### Short problem
Faithfully return all lines, omitting every embedded picture.

┄┄┄┄┄┄┄┄┄┄

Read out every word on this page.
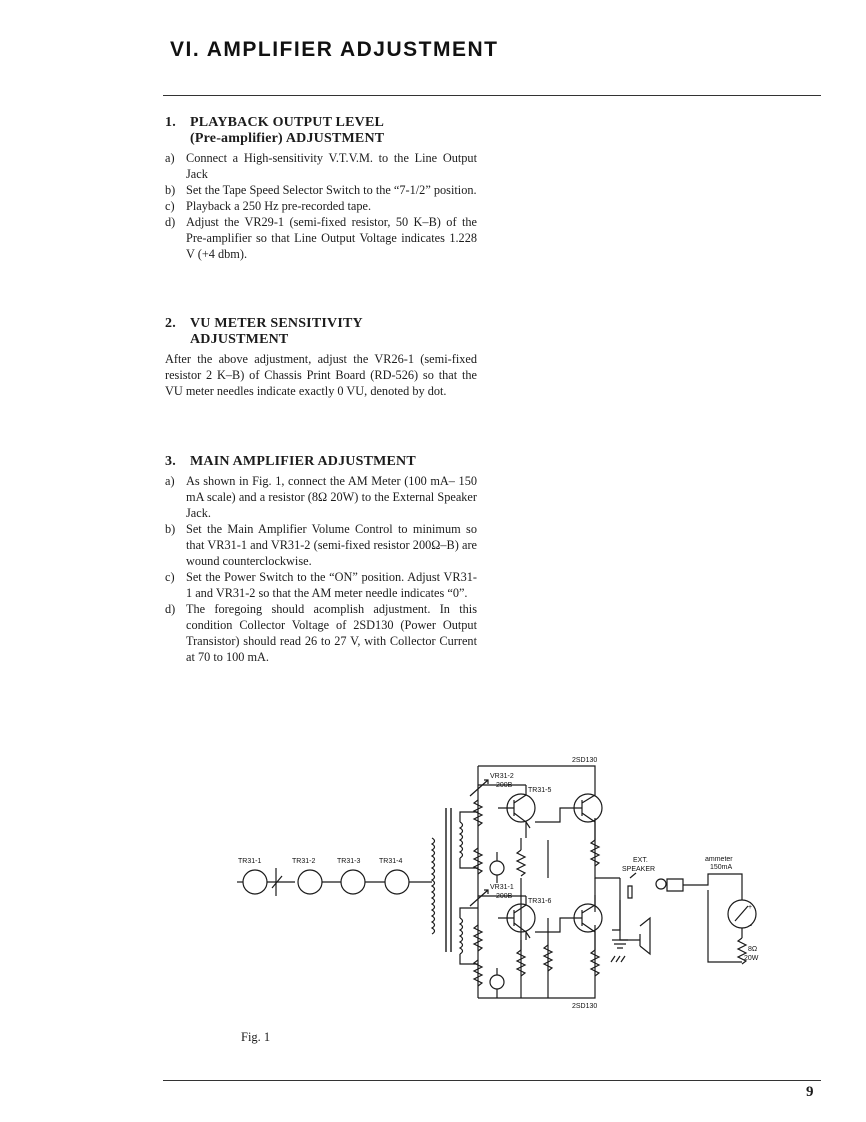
VI. AMPLIFIER ADJUSTMENT
1. PLAYBACK OUTPUT LEVEL
(Pre-amplifier) ADJUSTMENT
a) Connect a High-sensitivity V.T.V.M. to the Line Output Jack
b) Set the Tape Speed Selector Switch to the “7-1/2” position.
c) Playback a 250 Hz pre-recorded tape.
d) Adjust the VR29-1 (semi-fixed resistor, 50 K–B) of the Pre-amplifier so that Line Output Voltage indicates 1.228 V (+4 dbm).
2. VU METER SENSITIVITY
ADJUSTMENT

After the above adjustment, adjust the VR26-1 (semi-fixed resistor 2 K–B) of Chassis Print Board (RD-526) so that the VU meter needles indicate exactly 0 VU, denoted by dot.

3. MAIN AMPLIFIER ADJUSTMENT
a) As shown in Fig. 1, connect the AM Meter (100 mA– 150 mA scale) and a resistor (8Ω 20W) to the External Speaker Jack.
b) Set the Main Amplifier Volume Control to minimum so that VR31-1 and VR31-2 (semi-fixed resistor 200Ω–B) are wound counterclockwise.
c) Set the Power Switch to the “ON” position. Adjust VR31-1 and VR31-2 so that the AM meter needle indicates “0”.
d) The foregoing should acomplish adjustment. In this condition Collector Voltage of 2SD130 (Power Output Transistor) should read 26 to 27 V, with Collector Current at 70 to 100 mA.
2SD130
2SD130
VR31-2
200B
TR31-5
VR31-1
200B
TR31-6
TR31-1	TR31-2	TR31-3	TR31-4	EXT.
SPEAKER
ammeter
150mA
+
−
8Ω
20W
Fig. 1
9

┄┄┄┄┄┄┄┄┄┄

### Complete response
Read out every word on this page.
VI. AMPLIFIER ADJUSTMENT
1. PLAYBACK OUTPUT LEVEL
(Pre-amplifier) ADJUSTMENT
a) Connect a High-sensitivity V.T.V.M. to the Line Output Jack
b) Set the Tape Speed Selector Switch to the “7-1/2” position.
c) Playback a 250 Hz pre-recorded tape.
d) Adjust the VR29-1 (semi-fixed resistor, 50 K–B) of the Pre-amplifier so that Line Output Voltage indicates 1.228 V (+4 dbm).
2. VU METER SENSITIVITY
ADJUSTMENT

After the above adjustment, adjust the VR26-1 (semi-fixed resistor 2 K–B) of Chassis Print Board (RD-526) so that the VU meter needles indicate exactly 0 VU, denoted by dot.

3. MAIN AMPLIFIER ADJUSTMENT
a) As shown in Fig. 1, connect the AM Meter (100 mA– 150 mA scale) and a resistor (8Ω 20W) to the External Speaker Jack.
b) Set the Main Amplifier Volume Control to minimum so that VR31-1 and VR31-2 (semi-fixed resistor 200Ω–B) are wound counterclockwise.
c) Set the Power Switch to the “ON” position. Adjust VR31-1 and VR31-2 so that the AM meter needle indicates “0”.
d) The foregoing should acomplish adjustment. In this condition Collector Voltage of 2SD130 (Power Output Transistor) should read 26 to 27 V, with Collector Current at 70 to 100 mA.
2SD130
2SD130
VR31-2
200B
TR31-5
VR31-1
200B
TR31-6
TR31-1	TR31-2	TR31-3	TR31-4	EXT.
SPEAKER
ammeter
150mA
+
−
8Ω
20W
Fig. 1
9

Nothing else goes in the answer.